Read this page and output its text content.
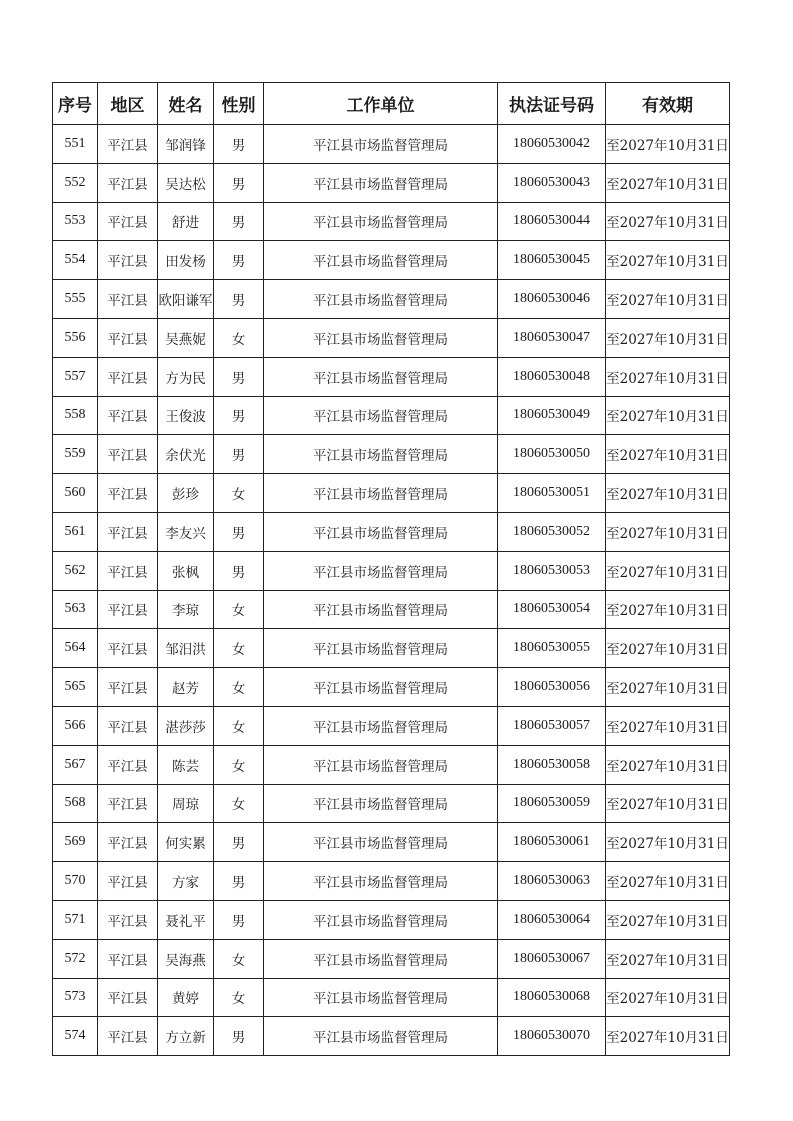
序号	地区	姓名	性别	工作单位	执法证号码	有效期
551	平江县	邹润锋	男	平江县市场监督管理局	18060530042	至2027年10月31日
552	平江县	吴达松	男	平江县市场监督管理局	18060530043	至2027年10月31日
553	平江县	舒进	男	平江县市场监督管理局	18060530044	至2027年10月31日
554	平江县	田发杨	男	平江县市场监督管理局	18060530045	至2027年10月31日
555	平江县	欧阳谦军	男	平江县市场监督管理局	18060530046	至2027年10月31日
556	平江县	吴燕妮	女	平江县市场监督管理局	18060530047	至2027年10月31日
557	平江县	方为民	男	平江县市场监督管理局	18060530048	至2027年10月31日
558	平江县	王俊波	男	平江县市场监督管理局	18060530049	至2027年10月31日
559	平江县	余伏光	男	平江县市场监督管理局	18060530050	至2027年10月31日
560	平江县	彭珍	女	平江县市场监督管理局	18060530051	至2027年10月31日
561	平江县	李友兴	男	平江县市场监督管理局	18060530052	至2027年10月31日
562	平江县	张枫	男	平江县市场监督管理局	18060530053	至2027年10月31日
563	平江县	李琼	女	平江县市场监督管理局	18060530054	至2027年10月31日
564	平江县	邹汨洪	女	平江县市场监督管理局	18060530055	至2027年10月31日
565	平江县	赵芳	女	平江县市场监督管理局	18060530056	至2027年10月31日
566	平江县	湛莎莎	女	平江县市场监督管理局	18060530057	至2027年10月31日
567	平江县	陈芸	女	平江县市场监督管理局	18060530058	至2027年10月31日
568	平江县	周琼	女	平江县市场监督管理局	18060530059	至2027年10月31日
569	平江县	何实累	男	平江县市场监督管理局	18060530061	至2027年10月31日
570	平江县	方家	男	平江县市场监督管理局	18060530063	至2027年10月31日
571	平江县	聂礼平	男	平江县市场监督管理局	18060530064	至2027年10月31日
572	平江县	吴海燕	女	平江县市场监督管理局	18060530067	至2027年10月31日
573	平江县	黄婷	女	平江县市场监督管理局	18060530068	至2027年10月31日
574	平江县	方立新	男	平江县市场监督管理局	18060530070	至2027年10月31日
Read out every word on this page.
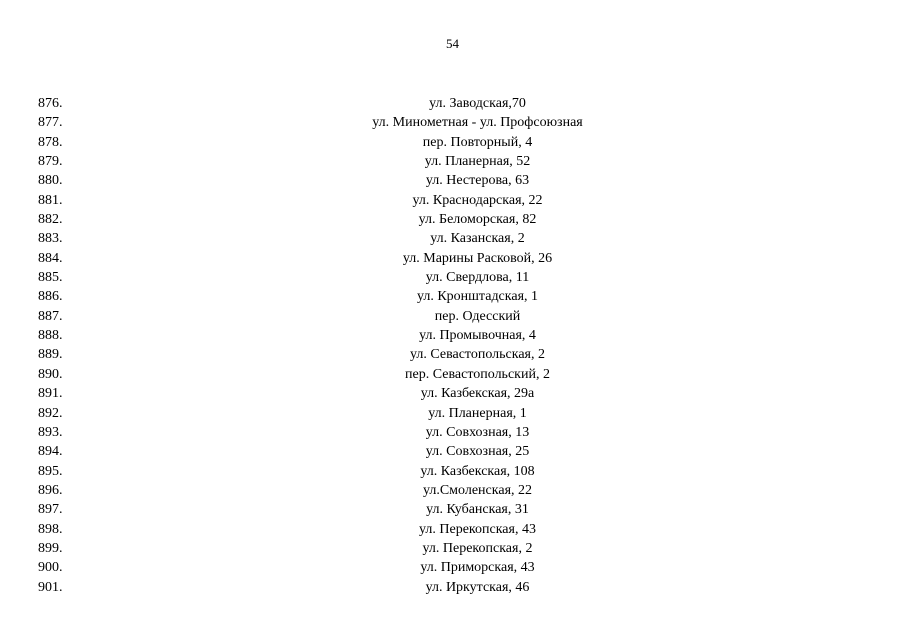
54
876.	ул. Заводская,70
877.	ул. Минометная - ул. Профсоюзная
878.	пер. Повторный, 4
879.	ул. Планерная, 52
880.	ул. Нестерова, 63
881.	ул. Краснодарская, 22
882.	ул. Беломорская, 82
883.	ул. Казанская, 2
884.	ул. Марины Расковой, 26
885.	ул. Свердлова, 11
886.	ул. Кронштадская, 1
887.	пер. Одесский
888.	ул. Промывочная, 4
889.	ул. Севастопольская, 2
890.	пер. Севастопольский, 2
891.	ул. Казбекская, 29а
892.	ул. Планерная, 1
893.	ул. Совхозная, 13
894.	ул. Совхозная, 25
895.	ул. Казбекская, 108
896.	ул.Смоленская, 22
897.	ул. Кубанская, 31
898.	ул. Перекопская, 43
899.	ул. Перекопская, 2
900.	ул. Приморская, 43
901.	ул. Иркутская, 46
++++++++
● Do this
Going through the entries above, tally each line that has the word "Перекопская". Answer with the number only.

● The solution
2